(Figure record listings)
Begin

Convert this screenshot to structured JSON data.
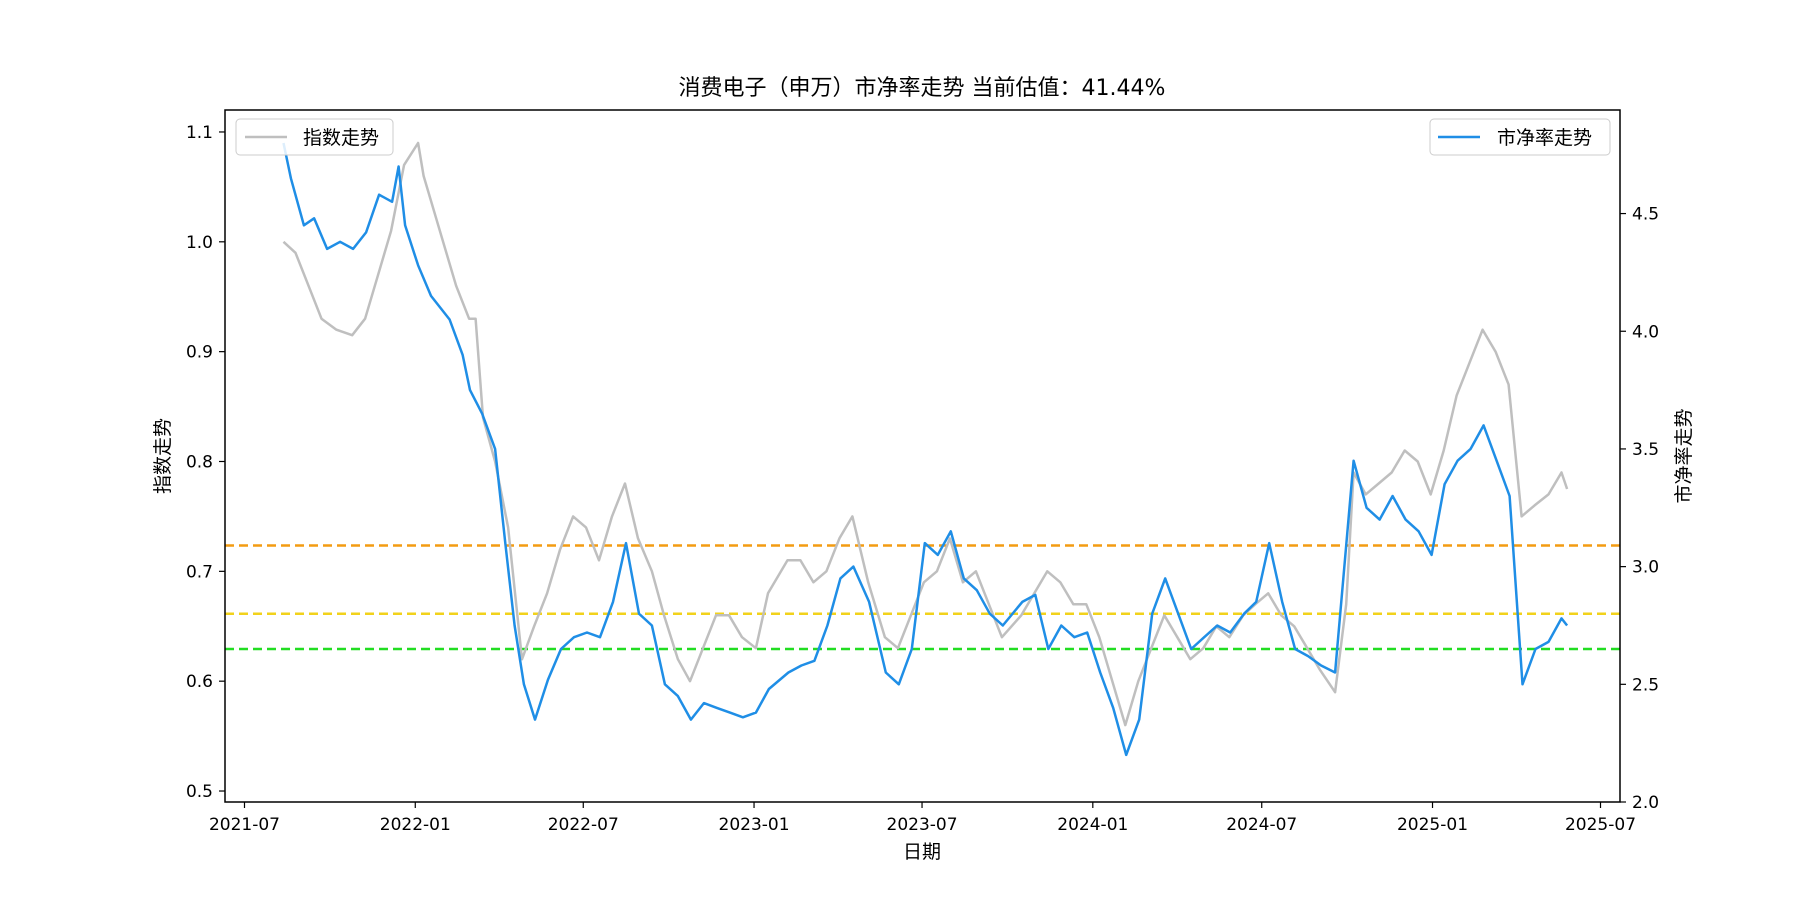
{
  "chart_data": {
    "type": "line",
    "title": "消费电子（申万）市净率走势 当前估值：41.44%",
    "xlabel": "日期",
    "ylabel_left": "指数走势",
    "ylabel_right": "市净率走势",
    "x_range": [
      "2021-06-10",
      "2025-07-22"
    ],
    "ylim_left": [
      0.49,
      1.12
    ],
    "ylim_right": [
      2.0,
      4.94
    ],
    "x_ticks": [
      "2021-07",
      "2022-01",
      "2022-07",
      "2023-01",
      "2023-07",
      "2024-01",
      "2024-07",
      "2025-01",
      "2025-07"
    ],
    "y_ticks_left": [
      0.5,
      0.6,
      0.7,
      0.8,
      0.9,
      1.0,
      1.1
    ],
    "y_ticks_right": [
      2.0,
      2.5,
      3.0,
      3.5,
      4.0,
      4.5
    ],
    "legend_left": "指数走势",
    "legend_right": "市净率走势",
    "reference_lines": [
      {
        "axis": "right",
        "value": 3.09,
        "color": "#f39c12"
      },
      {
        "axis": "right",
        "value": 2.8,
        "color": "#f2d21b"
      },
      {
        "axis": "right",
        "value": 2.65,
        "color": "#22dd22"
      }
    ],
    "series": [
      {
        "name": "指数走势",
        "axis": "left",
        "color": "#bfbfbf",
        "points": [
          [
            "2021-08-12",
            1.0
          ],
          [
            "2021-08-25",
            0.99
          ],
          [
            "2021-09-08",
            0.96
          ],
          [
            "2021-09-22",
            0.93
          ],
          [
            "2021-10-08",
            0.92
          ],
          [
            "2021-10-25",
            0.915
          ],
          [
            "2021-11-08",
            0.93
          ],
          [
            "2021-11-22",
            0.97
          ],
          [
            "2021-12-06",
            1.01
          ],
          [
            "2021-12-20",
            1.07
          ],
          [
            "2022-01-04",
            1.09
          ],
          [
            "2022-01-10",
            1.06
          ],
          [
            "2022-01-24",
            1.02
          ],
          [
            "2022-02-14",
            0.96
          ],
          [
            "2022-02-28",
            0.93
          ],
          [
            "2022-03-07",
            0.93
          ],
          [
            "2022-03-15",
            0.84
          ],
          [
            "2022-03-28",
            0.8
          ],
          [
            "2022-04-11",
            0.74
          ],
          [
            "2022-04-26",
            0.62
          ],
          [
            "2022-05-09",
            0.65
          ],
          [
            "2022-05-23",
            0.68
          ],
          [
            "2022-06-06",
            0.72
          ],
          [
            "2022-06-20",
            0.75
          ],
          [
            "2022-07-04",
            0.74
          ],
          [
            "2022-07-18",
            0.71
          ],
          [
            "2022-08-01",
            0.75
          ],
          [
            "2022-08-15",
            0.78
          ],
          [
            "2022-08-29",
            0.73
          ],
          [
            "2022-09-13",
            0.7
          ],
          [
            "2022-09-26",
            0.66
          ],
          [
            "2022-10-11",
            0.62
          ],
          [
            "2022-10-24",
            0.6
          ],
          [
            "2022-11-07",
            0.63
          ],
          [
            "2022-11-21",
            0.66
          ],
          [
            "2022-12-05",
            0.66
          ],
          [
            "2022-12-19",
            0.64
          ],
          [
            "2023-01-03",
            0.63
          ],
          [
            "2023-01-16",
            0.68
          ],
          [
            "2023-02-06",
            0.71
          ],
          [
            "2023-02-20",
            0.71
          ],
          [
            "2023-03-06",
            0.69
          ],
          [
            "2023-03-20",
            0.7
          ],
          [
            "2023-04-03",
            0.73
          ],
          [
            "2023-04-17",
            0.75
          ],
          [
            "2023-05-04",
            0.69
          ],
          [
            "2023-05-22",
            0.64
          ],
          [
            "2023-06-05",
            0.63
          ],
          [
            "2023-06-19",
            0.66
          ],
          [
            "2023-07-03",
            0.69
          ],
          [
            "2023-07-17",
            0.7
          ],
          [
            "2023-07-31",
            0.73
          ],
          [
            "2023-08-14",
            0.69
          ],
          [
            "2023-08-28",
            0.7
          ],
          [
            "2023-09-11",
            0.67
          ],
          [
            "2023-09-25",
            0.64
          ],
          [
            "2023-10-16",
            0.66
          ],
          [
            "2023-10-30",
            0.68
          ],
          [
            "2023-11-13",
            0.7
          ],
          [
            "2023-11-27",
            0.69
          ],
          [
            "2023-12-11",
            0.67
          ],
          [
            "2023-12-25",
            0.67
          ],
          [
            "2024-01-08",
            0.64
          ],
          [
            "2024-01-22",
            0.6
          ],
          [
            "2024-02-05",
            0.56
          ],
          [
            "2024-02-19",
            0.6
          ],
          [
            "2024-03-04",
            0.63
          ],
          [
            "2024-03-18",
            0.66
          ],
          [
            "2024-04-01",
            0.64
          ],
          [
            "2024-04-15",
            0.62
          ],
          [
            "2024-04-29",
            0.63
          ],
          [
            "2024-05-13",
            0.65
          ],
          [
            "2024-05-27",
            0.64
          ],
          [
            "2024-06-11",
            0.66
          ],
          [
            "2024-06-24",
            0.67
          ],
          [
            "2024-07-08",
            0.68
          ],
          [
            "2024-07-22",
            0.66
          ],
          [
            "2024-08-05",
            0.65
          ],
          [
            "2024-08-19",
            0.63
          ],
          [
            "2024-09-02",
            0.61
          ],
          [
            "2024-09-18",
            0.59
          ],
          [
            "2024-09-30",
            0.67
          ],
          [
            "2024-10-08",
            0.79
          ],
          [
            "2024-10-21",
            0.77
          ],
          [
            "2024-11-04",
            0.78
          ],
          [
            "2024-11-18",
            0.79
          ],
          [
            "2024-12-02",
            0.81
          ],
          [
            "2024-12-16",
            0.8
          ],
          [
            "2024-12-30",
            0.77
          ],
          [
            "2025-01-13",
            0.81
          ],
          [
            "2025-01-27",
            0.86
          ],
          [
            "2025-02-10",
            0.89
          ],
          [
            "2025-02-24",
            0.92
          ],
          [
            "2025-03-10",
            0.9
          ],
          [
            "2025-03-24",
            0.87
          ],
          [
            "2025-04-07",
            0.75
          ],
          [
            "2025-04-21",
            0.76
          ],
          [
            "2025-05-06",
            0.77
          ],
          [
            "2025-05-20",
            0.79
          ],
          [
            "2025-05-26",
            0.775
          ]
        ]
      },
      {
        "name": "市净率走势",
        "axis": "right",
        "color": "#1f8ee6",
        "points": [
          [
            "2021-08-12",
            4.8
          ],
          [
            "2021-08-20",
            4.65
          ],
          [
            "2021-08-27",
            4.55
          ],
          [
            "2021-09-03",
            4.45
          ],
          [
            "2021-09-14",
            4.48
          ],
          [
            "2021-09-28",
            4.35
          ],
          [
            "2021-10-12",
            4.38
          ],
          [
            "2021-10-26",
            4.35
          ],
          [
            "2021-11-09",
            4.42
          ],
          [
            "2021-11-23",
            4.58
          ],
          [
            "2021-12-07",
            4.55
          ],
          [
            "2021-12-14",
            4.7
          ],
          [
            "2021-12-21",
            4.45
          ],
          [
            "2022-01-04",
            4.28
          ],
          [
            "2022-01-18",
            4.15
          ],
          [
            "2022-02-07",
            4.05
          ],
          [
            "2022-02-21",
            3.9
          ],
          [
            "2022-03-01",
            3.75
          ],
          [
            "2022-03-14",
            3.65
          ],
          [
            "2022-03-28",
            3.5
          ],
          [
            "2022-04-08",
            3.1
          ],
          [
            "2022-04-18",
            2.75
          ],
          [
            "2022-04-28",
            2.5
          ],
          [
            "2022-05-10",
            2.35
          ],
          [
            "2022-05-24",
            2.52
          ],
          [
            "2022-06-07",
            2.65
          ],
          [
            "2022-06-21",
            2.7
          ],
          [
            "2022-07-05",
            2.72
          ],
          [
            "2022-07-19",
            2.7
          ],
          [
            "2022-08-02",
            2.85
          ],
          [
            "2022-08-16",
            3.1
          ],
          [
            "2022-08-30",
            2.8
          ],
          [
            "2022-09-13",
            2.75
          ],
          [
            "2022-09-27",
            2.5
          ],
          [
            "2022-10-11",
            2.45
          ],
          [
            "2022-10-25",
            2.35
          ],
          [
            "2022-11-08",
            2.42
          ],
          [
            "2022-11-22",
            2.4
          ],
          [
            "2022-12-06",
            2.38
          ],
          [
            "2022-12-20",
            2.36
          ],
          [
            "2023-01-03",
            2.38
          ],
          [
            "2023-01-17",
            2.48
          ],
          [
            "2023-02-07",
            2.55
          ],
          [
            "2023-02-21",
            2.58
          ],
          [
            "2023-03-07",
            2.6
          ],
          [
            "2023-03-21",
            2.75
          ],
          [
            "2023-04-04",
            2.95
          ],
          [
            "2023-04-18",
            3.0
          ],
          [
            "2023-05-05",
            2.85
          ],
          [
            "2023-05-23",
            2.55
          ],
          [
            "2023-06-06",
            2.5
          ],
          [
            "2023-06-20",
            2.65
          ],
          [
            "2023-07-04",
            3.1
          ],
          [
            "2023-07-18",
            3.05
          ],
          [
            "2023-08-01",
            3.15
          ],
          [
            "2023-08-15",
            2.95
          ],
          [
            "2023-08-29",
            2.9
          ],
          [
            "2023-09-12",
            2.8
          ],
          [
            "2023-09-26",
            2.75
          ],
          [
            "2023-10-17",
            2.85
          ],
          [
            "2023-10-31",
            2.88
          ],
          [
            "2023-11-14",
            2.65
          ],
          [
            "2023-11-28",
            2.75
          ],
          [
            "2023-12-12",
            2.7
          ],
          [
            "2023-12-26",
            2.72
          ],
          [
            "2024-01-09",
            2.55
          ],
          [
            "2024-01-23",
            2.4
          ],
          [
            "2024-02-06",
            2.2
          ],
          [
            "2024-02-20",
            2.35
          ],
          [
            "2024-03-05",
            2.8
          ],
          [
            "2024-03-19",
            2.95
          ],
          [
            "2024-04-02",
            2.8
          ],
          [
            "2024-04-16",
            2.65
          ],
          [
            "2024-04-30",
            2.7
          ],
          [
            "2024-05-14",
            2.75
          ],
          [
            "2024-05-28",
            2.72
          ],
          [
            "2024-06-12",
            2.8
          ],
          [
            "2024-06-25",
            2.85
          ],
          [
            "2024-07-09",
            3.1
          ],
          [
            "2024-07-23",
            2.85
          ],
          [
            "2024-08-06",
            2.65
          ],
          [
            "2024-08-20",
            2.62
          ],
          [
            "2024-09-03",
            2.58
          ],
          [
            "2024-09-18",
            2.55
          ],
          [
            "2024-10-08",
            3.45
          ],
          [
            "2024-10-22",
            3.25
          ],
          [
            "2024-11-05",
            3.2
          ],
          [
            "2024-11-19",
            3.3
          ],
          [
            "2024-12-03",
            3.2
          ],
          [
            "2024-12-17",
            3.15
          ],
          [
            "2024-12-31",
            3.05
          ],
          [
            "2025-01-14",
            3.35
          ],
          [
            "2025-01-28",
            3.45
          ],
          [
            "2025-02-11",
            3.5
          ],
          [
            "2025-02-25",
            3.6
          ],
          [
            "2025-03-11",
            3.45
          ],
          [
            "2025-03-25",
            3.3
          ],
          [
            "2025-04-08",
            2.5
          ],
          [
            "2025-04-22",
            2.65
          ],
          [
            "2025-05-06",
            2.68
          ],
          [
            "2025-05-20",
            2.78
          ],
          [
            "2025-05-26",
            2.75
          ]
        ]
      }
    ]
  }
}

End

*Goal*
Pick out the lines containing the string "color".

*Response*
        "color": "#f39c12"
        "color": "#f2d21b"
        "color": "#22dd22"
        "color": "#bfbfbf",
        "color": "#1f8ee6",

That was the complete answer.